■ Brief: Show, in full, each line of the data that contains "nicht".

## START Input for this task

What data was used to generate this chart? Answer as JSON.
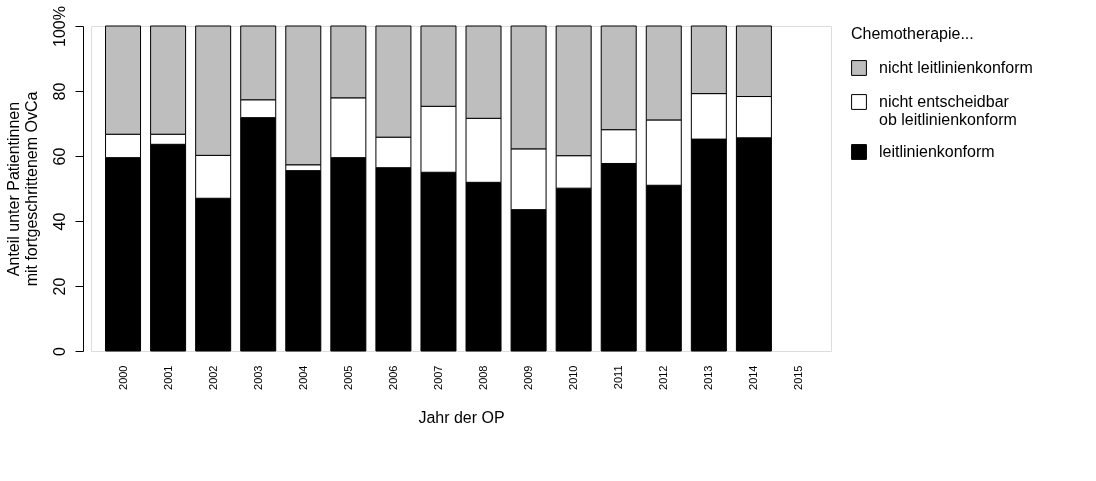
{
  "chart_data": {
    "type": "bar",
    "stacked": true,
    "xlabel": "Jahr der OP",
    "ylabel": "Anteil unter Patientinnen\nmit fortgeschrittenem OvCa",
    "legend_title": "Chemotherapie...",
    "categories": [
      "2000",
      "2001",
      "2002",
      "2003",
      "2004",
      "2005",
      "2006",
      "2007",
      "2008",
      "2009",
      "2010",
      "2011",
      "2012",
      "2013",
      "2014",
      "2015"
    ],
    "series": [
      {
        "name": "leitlinienkonform",
        "color": "#000000",
        "values": [
          59.5,
          63.6,
          47.0,
          71.8,
          55.5,
          59.5,
          56.4,
          55.0,
          51.9,
          43.5,
          50.1,
          57.7,
          51.0,
          65.2,
          65.6,
          null
        ]
      },
      {
        "name": "nicht entscheidbar\nob leitlinienkonform",
        "color": "#ffffff",
        "values": [
          7.2,
          3.1,
          13.2,
          5.5,
          1.8,
          18.4,
          9.4,
          20.3,
          19.7,
          18.7,
          10.0,
          10.4,
          20.1,
          14.0,
          12.7,
          null
        ]
      },
      {
        "name": "nicht leitlinienkonform",
        "color": "#bebebe",
        "values": [
          33.3,
          33.3,
          39.8,
          22.7,
          42.7,
          22.1,
          34.2,
          24.7,
          28.4,
          37.8,
          39.9,
          31.9,
          28.9,
          20.8,
          21.7,
          null
        ]
      }
    ],
    "ylim": [
      0,
      100
    ],
    "yticks": [
      0,
      20,
      40,
      60,
      80,
      {
        "value": 100,
        "label": "100%"
      }
    ],
    "grid": false,
    "legend": "right"
  }
}
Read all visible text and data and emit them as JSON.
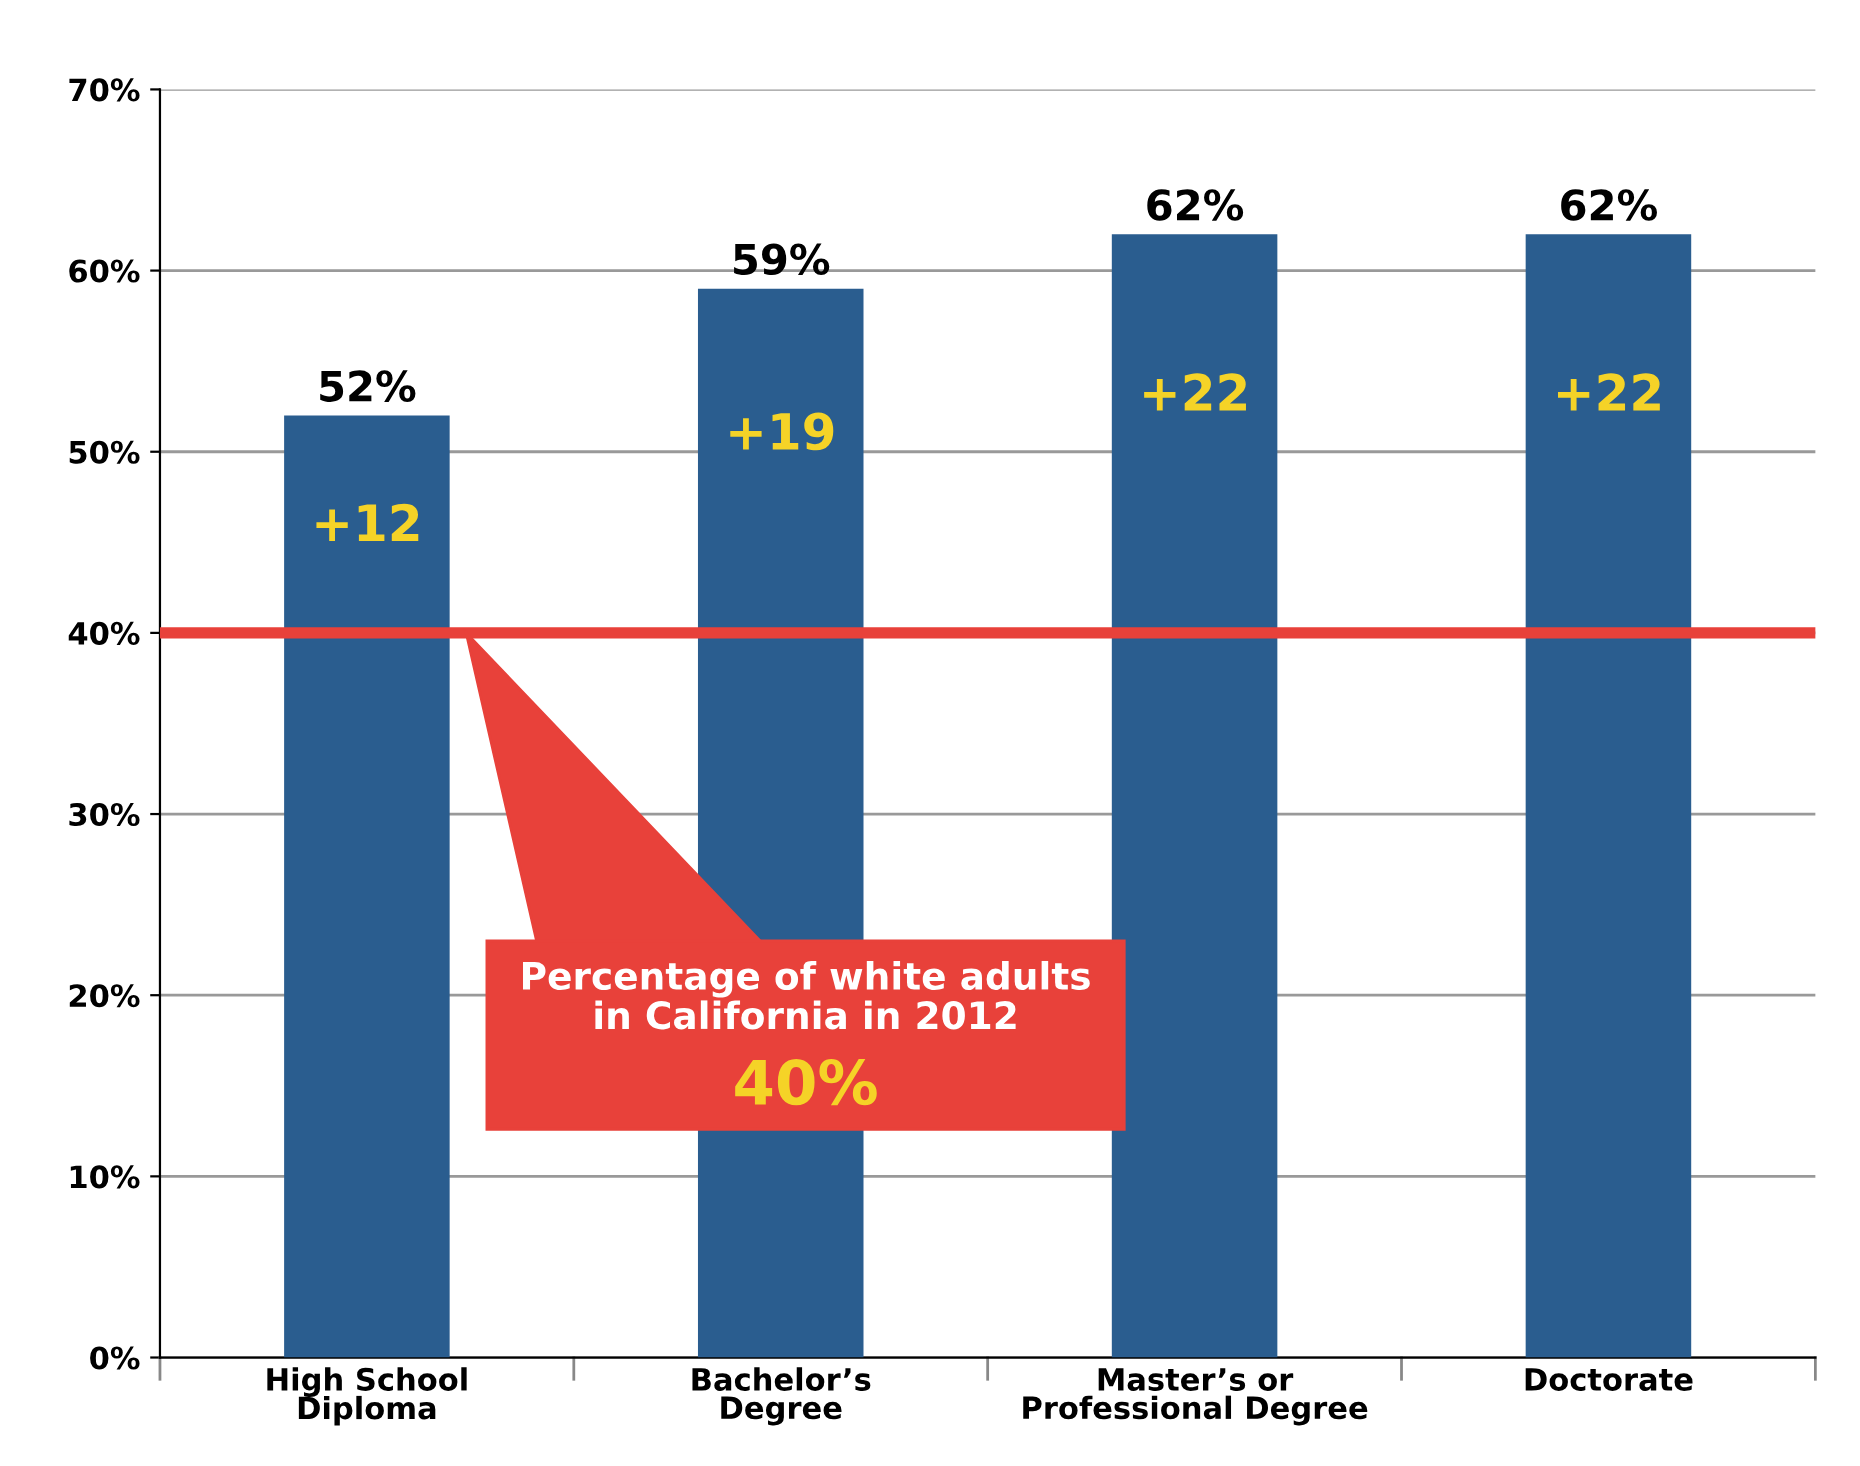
{
  "chart_data": {
    "type": "bar",
    "categories": [
      "High School\nDiploma",
      "Bachelor’s\nDegree",
      "Master’s or\nProfessional Degree",
      "Doctorate"
    ],
    "values": [
      52,
      59,
      62,
      62
    ],
    "color": "#2a5d8f",
    "value_labels": [
      "52%",
      "59%",
      "62%",
      "62%"
    ],
    "ylim": [
      0,
      70
    ],
    "yticks": [
      {
        "value": 0,
        "label": "0%"
      },
      {
        "value": 10,
        "label": "10%"
      },
      {
        "value": 20,
        "label": "20%"
      },
      {
        "value": 30,
        "label": "30%"
      },
      {
        "value": 40,
        "label": "40%"
      },
      {
        "value": 50,
        "label": "50%"
      },
      {
        "value": 60,
        "label": "60%"
      },
      {
        "value": 70,
        "label": "70%"
      }
    ],
    "grid": "y",
    "ref_lines": [
      {
        "axis": "y",
        "value": 40,
        "color": "#e8413a"
      }
    ],
    "annotations": [
      "+12",
      "+19",
      "+22",
      "+22",
      "Percentage of white adults\nin California in 2012",
      "40%"
    ]
  }
}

## END Input for this task

■ Task solution:
        "name": "nicht entscheidbar\nob leitlinienkonform",
        "name": "nicht leitlinienkonform",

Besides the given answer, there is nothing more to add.